-- Task description --
Repeat each entry as written, dropping any picture you find.

-- Data provided --
● ● ● ● ● ● ●

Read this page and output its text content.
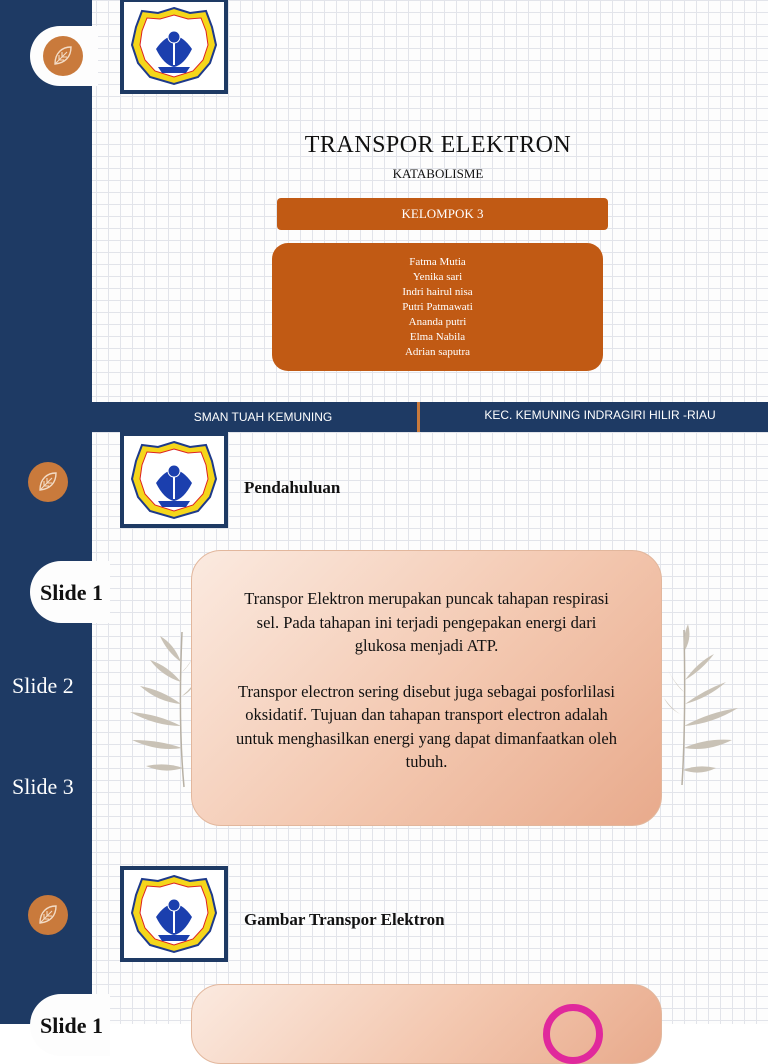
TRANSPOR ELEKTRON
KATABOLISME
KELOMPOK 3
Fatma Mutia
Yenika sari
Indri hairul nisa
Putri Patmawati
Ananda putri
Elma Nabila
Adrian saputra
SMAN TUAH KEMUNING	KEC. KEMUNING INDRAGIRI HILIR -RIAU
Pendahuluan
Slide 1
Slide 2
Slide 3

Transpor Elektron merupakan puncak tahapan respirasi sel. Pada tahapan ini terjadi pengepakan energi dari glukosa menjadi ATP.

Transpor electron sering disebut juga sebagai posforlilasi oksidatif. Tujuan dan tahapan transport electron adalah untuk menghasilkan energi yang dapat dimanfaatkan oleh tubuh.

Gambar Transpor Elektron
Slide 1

● ● ● ● ● ● ●

-- Worked solution --
Read this page and output its text content.
TRANSPOR ELEKTRON
KATABOLISME
KELOMPOK 3
Fatma Mutia
Yenika sari
Indri hairul nisa
Putri Patmawati
Ananda putri
Elma Nabila
Adrian saputra
SMAN TUAH KEMUNING	KEC. KEMUNING INDRAGIRI HILIR -RIAU
Pendahuluan
Slide 1
Slide 2
Slide 3

Transpor Elektron merupakan puncak tahapan respirasi sel. Pada tahapan ini terjadi pengepakan energi dari glukosa menjadi ATP.

Transpor electron sering disebut juga sebagai posforlilasi oksidatif. Tujuan dan tahapan transport electron adalah untuk menghasilkan energi yang dapat dimanfaatkan oleh tubuh.

Gambar Transpor Elektron
Slide 1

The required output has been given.